## AIM OF THE TASK
Find each line with "Studies" and copy it.

## EXERCISE MATERIAL
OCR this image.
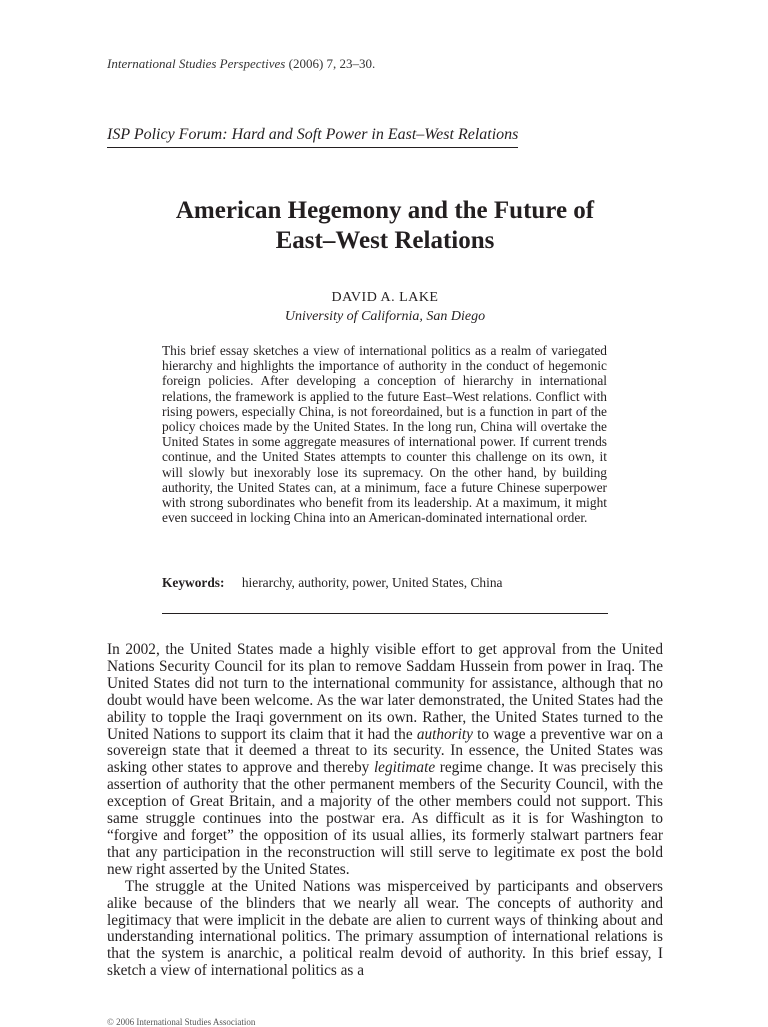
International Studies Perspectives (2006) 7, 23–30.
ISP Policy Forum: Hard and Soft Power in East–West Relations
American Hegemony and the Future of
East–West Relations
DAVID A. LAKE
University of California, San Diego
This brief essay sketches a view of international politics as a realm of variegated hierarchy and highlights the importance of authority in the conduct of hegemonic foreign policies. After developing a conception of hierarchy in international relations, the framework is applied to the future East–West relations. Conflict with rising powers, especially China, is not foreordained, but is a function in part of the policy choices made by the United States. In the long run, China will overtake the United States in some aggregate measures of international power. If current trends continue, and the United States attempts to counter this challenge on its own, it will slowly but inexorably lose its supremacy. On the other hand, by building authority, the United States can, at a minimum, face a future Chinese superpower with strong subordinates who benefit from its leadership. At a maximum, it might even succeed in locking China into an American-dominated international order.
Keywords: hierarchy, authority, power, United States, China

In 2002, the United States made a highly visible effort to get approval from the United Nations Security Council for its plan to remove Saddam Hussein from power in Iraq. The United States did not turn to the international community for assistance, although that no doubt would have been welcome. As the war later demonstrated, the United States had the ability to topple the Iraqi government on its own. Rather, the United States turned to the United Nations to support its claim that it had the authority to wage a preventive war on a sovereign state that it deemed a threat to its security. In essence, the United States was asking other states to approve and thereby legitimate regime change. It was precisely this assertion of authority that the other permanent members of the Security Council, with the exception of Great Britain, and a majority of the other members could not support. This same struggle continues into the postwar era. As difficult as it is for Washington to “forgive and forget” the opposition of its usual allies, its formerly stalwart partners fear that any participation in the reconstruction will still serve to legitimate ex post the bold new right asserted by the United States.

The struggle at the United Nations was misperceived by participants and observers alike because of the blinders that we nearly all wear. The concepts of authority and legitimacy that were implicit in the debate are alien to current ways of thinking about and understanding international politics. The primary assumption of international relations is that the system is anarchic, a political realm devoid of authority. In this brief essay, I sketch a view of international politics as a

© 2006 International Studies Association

* * *

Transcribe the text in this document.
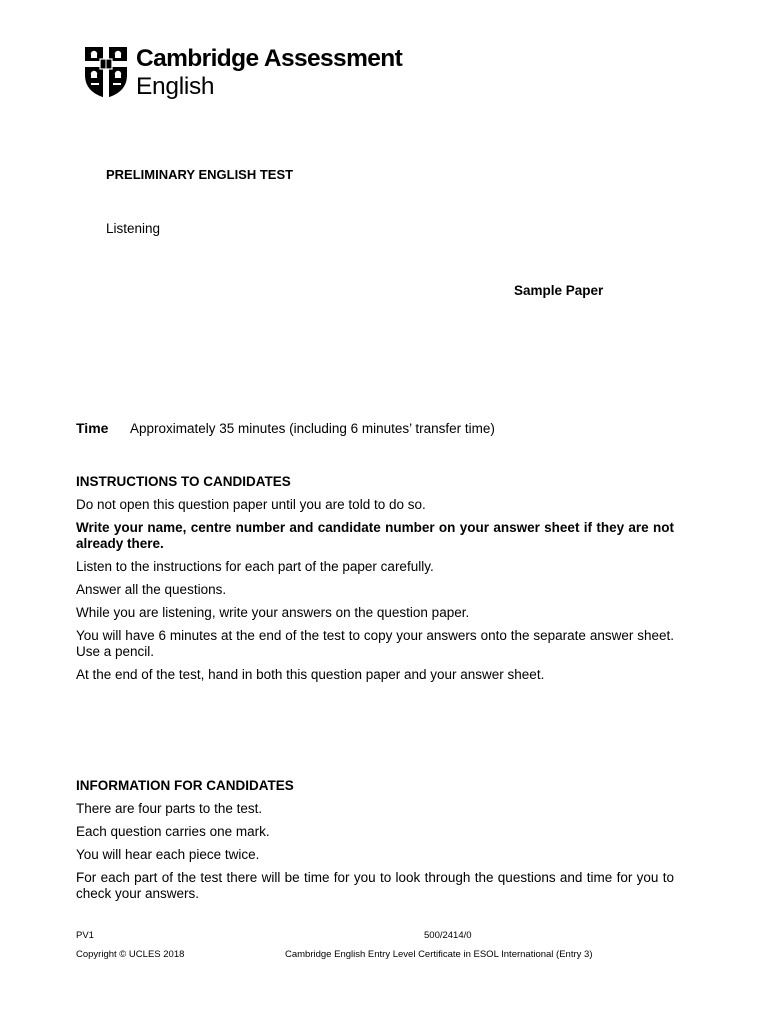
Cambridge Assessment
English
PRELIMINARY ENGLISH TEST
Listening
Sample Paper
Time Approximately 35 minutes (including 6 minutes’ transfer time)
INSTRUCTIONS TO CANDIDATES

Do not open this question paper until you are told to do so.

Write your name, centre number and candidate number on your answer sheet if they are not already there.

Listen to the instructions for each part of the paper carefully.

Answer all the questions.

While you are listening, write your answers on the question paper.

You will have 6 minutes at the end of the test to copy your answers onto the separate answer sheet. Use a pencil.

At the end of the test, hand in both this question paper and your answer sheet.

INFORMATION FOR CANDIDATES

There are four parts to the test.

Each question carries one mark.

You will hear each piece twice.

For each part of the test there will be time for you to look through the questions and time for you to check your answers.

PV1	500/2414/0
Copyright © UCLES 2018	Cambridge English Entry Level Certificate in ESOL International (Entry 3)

## PROBLEM SOLUTION
International Studies Perspectives (2006) 7, 23–30.
© 2006 International Studies Association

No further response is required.